• [GOAL]
All of the records below need to be copied exactly.

Items listed in a dataset:
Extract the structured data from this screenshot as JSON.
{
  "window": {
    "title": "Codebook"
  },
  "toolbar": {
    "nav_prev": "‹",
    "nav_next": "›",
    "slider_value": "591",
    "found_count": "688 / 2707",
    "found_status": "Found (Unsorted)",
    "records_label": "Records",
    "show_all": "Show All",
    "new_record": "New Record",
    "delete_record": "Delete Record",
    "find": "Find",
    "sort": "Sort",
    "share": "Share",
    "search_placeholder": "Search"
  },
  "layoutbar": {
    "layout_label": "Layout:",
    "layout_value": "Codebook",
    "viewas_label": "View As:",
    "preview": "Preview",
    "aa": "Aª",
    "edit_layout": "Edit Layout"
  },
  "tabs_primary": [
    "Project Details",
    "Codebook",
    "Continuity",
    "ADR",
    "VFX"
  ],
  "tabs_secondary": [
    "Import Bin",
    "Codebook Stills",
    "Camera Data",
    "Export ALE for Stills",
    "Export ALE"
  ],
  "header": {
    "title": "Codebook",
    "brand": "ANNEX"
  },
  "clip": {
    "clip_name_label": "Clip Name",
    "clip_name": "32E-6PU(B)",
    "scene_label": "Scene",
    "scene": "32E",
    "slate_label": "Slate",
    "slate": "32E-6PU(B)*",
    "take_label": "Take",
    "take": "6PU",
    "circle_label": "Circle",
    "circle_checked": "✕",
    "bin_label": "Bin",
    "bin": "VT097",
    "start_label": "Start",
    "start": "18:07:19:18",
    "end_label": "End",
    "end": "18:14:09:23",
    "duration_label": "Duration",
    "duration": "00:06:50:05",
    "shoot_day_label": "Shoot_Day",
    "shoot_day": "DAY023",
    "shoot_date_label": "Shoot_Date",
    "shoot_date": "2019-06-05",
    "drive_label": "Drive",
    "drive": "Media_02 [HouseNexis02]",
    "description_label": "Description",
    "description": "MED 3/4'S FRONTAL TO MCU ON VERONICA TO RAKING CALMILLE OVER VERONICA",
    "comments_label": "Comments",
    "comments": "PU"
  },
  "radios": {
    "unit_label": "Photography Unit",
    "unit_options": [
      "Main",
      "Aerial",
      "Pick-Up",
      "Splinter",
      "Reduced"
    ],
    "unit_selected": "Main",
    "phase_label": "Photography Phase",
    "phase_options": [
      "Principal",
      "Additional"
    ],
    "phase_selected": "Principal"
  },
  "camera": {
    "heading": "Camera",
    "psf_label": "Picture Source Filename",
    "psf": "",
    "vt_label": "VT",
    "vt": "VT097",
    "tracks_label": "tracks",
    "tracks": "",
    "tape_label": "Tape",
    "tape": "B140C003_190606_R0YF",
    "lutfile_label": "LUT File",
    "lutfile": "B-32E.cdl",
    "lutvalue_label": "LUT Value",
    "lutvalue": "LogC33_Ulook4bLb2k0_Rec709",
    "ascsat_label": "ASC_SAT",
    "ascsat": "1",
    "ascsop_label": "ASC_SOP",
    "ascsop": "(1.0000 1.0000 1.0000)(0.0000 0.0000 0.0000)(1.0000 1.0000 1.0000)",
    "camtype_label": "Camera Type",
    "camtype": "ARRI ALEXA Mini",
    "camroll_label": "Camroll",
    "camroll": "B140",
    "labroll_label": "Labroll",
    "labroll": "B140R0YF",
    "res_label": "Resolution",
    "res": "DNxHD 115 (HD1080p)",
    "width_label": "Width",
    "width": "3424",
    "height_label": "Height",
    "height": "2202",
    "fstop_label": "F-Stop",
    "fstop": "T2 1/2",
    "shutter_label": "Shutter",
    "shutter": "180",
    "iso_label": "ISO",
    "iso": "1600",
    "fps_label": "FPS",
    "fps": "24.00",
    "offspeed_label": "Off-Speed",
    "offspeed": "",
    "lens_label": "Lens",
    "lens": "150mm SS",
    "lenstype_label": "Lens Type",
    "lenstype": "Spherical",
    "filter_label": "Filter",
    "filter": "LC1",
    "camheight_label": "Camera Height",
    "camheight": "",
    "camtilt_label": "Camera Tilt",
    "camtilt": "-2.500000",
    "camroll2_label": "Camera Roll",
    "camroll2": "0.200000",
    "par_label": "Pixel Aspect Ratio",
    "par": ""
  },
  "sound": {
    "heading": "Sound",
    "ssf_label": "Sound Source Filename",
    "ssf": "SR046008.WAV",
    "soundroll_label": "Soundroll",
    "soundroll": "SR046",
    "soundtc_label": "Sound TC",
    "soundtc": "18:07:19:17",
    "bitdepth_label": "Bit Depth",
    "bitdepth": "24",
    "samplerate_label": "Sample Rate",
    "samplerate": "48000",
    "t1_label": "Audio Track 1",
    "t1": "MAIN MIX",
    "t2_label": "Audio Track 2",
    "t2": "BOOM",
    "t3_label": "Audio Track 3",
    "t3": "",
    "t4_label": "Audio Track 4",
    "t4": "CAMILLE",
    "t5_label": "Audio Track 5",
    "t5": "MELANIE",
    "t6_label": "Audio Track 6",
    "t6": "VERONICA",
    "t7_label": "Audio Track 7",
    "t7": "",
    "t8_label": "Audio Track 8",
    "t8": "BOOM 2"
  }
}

• [ANSWER TO THE EXERCISE]
Extract the structured data from this screenshot as JSON.
{
  "window": {
    "title": "Codebook"
  },
  "toolbar": {
    "nav_prev": "‹",
    "nav_next": "›",
    "slider_value": "591",
    "found_count": "688 / 2707",
    "found_status": "Found (Unsorted)",
    "records_label": "Records",
    "show_all": "Show All",
    "new_record": "New Record",
    "delete_record": "Delete Record",
    "find": "Find",
    "sort": "Sort",
    "share": "Share",
    "search_placeholder": "Search"
  },
  "layoutbar": {
    "layout_label": "Layout:",
    "layout_value": "Codebook",
    "viewas_label": "View As:",
    "preview": "Preview",
    "aa": "Aª",
    "edit_layout": "Edit Layout"
  },
  "tabs_primary": [
    "Project Details",
    "Codebook",
    "Continuity",
    "ADR",
    "VFX"
  ],
  "tabs_secondary": [
    "Import Bin",
    "Codebook Stills",
    "Camera Data",
    "Export ALE for Stills",
    "Export ALE"
  ],
  "header": {
    "title": "Codebook",
    "brand": "ANNEX"
  },
  "clip": {
    "clip_name_label": "Clip Name",
    "clip_name": "32E-6PU(B)",
    "scene_label": "Scene",
    "scene": "32E",
    "slate_label": "Slate",
    "slate": "32E-6PU(B)*",
    "take_label": "Take",
    "take": "6PU",
    "circle_label": "Circle",
    "circle_checked": "✕",
    "bin_label": "Bin",
    "bin": "VT097",
    "start_label": "Start",
    "start": "18:07:19:18",
    "end_label": "End",
    "end": "18:14:09:23",
    "duration_label": "Duration",
    "duration": "00:06:50:05",
    "shoot_day_label": "Shoot_Day",
    "shoot_day": "DAY023",
    "shoot_date_label": "Shoot_Date",
    "shoot_date": "2019-06-05",
    "drive_label": "Drive",
    "drive": "Media_02 [HouseNexis02]",
    "description_label": "Description",
    "description": "MED 3/4'S FRONTAL TO MCU ON VERONICA TO RAKING CALMILLE OVER VERONICA",
    "comments_label": "Comments",
    "comments": "PU"
  },
  "radios": {
    "unit_label": "Photography Unit",
    "unit_options": [
      "Main",
      "Aerial",
      "Pick-Up",
      "Splinter",
      "Reduced"
    ],
    "unit_selected": "Main",
    "phase_label": "Photography Phase",
    "phase_options": [
      "Principal",
      "Additional"
    ],
    "phase_selected": "Principal"
  },
  "camera": {
    "heading": "Camera",
    "psf_label": "Picture Source Filename",
    "psf": "",
    "vt_label": "VT",
    "vt": "VT097",
    "tracks_label": "tracks",
    "tracks": "",
    "tape_label": "Tape",
    "tape": "B140C003_190606_R0YF",
    "lutfile_label": "LUT File",
    "lutfile": "B-32E.cdl",
    "lutvalue_label": "LUT Value",
    "lutvalue": "LogC33_Ulook4bLb2k0_Rec709",
    "ascsat_label": "ASC_SAT",
    "ascsat": "1",
    "ascsop_label": "ASC_SOP",
    "ascsop": "(1.0000 1.0000 1.0000)(0.0000 0.0000 0.0000)(1.0000 1.0000 1.0000)",
    "camtype_label": "Camera Type",
    "camtype": "ARRI ALEXA Mini",
    "camroll_label": "Camroll",
    "camroll": "B140",
    "labroll_label": "Labroll",
    "labroll": "B140R0YF",
    "res_label": "Resolution",
    "res": "DNxHD 115 (HD1080p)",
    "width_label": "Width",
    "width": "3424",
    "height_label": "Height",
    "height": "2202",
    "fstop_label": "F-Stop",
    "fstop": "T2 1/2",
    "shutter_label": "Shutter",
    "shutter": "180",
    "iso_label": "ISO",
    "iso": "1600",
    "fps_label": "FPS",
    "fps": "24.00",
    "offspeed_label": "Off-Speed",
    "offspeed": "",
    "lens_label": "Lens",
    "lens": "150mm SS",
    "lenstype_label": "Lens Type",
    "lenstype": "Spherical",
    "filter_label": "Filter",
    "filter": "LC1",
    "camheight_label": "Camera Height",
    "camheight": "",
    "camtilt_label": "Camera Tilt",
    "camtilt": "-2.500000",
    "camroll2_label": "Camera Roll",
    "camroll2": "0.200000",
    "par_label": "Pixel Aspect Ratio",
    "par": ""
  },
  "sound": {
    "heading": "Sound",
    "ssf_label": "Sound Source Filename",
    "ssf": "SR046008.WAV",
    "soundroll_label": "Soundroll",
    "soundroll": "SR046",
    "soundtc_label": "Sound TC",
    "soundtc": "18:07:19:17",
    "bitdepth_label": "Bit Depth",
    "bitdepth": "24",
    "samplerate_label": "Sample Rate",
    "samplerate": "48000",
    "t1_label": "Audio Track 1",
    "t1": "MAIN MIX",
    "t2_label": "Audio Track 2",
    "t2": "BOOM",
    "t3_label": "Audio Track 3",
    "t3": "",
    "t4_label": "Audio Track 4",
    "t4": "CAMILLE",
    "t5_label": "Audio Track 5",
    "t5": "MELANIE",
    "t6_label": "Audio Track 6",
    "t6": "VERONICA",
    "t7_label": "Audio Track 7",
    "t7": "",
    "t8_label": "Audio Track 8",
    "t8": "BOOM 2"
  }
}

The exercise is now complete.